DESCRIPTION OF THE TASK: Look through the data and write out every line with the word "color" in it.

* * * * *

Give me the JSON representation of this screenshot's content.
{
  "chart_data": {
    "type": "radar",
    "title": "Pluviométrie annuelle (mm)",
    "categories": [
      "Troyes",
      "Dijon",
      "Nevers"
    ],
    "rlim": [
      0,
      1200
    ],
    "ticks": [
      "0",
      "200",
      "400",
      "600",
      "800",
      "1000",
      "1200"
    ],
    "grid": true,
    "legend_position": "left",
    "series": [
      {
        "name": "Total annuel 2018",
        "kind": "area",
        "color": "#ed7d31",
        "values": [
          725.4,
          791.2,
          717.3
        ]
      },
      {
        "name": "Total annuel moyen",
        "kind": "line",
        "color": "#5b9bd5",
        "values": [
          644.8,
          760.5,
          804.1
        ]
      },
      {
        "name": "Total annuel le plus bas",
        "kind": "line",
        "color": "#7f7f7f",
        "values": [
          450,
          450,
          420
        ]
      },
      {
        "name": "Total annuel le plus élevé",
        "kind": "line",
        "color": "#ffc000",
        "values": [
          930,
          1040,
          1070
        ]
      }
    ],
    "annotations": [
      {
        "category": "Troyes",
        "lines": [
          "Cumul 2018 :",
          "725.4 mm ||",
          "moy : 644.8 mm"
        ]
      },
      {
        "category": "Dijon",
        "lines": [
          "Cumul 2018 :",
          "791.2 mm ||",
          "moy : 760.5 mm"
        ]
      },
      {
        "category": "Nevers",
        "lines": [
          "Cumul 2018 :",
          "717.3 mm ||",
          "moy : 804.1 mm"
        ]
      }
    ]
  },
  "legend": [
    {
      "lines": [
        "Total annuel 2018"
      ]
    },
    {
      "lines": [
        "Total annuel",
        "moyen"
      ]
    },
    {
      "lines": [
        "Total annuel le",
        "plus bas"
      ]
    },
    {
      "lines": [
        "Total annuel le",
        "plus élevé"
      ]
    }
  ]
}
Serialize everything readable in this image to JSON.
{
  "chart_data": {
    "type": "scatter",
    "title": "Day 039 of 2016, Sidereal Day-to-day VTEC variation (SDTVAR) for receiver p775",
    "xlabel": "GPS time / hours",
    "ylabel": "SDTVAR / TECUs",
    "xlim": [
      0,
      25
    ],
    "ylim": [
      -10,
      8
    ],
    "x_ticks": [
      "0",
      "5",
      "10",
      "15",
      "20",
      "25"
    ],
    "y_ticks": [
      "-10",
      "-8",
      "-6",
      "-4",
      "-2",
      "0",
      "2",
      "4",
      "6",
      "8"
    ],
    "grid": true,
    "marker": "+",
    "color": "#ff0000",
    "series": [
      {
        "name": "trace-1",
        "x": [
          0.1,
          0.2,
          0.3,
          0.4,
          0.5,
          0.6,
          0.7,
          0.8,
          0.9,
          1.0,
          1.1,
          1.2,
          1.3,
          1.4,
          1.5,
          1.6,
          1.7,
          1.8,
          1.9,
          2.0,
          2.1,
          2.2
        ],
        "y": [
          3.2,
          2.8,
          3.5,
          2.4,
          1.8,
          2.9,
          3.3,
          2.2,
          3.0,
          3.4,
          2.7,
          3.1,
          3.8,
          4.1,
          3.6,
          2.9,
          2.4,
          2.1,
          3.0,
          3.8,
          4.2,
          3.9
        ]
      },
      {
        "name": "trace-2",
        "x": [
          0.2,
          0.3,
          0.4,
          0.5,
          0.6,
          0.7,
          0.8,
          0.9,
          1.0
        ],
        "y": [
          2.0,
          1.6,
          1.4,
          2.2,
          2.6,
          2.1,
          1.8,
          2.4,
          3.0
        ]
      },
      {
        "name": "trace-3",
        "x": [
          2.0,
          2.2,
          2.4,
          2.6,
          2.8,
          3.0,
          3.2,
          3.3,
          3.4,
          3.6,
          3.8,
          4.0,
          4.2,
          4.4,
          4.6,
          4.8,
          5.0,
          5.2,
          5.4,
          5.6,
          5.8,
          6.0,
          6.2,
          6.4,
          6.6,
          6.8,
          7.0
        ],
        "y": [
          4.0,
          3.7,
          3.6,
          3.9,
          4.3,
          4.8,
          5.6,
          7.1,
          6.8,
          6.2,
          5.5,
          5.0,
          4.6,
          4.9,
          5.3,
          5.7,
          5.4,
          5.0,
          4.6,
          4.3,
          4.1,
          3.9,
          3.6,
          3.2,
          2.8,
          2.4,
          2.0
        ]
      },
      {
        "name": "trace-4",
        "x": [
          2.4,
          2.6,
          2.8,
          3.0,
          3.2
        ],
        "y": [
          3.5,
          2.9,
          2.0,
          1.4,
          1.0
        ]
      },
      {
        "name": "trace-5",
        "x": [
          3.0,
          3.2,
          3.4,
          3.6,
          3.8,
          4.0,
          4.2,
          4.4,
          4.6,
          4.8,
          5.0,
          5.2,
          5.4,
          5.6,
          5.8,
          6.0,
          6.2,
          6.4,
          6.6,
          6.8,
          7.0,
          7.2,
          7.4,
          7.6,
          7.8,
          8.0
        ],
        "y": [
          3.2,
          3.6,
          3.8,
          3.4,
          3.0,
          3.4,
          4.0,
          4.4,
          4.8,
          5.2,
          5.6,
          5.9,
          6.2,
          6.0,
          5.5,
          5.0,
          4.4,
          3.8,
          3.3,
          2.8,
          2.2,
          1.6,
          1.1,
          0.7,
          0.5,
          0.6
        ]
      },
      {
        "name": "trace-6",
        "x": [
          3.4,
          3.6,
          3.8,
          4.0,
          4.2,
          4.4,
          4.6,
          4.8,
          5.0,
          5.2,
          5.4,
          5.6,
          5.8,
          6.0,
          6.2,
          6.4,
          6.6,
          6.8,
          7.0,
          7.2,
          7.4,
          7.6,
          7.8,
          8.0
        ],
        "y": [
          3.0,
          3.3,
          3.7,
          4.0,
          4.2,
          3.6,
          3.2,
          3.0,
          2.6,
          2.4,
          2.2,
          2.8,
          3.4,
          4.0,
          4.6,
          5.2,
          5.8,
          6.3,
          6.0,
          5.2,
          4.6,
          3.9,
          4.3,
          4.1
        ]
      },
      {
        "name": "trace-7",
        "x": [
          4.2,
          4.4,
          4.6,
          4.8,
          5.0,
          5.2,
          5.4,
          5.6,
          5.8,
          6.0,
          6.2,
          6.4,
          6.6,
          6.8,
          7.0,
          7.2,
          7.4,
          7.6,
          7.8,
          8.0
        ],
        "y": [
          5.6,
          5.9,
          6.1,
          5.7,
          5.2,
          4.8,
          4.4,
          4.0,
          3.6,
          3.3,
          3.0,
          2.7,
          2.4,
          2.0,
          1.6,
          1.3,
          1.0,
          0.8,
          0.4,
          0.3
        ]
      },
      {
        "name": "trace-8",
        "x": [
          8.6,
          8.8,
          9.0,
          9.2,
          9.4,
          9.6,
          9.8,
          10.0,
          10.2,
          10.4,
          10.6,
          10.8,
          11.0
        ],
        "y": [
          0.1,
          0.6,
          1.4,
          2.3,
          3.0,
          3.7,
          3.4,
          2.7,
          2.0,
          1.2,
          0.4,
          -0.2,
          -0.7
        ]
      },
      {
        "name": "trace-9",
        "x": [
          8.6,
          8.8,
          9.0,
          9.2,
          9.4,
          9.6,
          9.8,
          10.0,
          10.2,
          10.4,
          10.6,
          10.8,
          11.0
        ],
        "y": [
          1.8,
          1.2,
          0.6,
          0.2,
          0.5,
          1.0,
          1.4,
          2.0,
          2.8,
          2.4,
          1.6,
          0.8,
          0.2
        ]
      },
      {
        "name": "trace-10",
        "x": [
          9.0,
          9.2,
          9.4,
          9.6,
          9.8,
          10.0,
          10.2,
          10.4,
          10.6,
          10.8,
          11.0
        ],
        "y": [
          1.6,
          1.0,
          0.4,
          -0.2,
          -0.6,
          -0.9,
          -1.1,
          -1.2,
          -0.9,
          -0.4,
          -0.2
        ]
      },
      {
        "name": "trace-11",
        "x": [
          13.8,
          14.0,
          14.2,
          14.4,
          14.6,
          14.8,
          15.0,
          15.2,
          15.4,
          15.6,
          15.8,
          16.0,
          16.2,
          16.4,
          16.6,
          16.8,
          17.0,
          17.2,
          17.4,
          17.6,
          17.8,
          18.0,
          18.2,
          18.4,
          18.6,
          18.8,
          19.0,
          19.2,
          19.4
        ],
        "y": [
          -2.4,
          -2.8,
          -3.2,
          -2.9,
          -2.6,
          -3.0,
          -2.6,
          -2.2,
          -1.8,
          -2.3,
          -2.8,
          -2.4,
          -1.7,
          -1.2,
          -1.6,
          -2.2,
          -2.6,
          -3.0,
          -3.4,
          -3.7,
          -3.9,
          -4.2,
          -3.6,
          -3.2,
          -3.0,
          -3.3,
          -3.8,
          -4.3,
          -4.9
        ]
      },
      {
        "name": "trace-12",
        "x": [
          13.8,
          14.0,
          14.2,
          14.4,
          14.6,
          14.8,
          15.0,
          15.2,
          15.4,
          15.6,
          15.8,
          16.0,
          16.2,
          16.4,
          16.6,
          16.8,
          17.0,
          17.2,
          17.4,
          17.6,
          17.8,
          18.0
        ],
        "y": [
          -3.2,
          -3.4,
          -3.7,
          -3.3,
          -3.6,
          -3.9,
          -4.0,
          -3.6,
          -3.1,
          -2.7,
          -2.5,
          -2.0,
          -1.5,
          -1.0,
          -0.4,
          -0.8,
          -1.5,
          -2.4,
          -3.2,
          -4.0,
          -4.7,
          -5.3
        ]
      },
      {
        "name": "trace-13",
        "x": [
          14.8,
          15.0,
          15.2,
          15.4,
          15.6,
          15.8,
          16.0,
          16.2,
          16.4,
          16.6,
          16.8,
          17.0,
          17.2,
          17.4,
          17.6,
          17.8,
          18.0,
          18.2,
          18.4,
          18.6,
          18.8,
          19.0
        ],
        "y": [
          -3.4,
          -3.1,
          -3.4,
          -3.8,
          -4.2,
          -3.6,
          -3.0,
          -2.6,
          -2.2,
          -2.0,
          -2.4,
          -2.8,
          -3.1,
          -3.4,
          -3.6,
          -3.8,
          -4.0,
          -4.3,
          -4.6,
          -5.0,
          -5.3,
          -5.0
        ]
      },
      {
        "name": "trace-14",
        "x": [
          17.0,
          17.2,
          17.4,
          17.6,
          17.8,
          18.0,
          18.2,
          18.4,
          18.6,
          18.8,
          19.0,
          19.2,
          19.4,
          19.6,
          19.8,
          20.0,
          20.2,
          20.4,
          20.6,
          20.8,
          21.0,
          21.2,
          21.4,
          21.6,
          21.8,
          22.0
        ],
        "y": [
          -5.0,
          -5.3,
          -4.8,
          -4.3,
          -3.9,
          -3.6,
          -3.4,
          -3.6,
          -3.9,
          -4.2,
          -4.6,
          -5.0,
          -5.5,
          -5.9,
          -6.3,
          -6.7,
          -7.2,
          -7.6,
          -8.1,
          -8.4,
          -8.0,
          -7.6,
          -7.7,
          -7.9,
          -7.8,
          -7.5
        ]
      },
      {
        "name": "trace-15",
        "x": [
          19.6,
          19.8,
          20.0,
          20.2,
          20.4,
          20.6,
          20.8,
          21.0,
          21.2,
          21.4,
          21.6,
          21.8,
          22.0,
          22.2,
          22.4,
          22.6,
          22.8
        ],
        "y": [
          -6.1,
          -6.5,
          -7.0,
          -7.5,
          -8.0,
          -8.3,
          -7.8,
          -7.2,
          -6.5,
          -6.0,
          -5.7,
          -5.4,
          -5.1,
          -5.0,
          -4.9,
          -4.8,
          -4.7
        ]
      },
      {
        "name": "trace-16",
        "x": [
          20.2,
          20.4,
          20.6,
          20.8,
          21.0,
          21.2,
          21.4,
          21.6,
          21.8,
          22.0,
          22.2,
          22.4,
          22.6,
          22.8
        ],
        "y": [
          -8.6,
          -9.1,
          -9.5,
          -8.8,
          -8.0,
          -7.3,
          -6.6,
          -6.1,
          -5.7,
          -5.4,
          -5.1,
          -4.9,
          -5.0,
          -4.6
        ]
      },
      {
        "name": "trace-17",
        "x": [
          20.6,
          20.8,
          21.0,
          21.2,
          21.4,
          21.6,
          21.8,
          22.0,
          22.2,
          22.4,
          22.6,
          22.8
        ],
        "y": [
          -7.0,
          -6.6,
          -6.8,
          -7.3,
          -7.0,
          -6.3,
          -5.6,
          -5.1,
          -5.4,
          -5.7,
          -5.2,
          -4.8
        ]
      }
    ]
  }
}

* * * * *

ANSWER:
        "color": "#ed7d31",
        "color": "#5b9bd5",
        "color": "#7f7f7f",
        "color": "#ffc000",
    "color": "#ff0000",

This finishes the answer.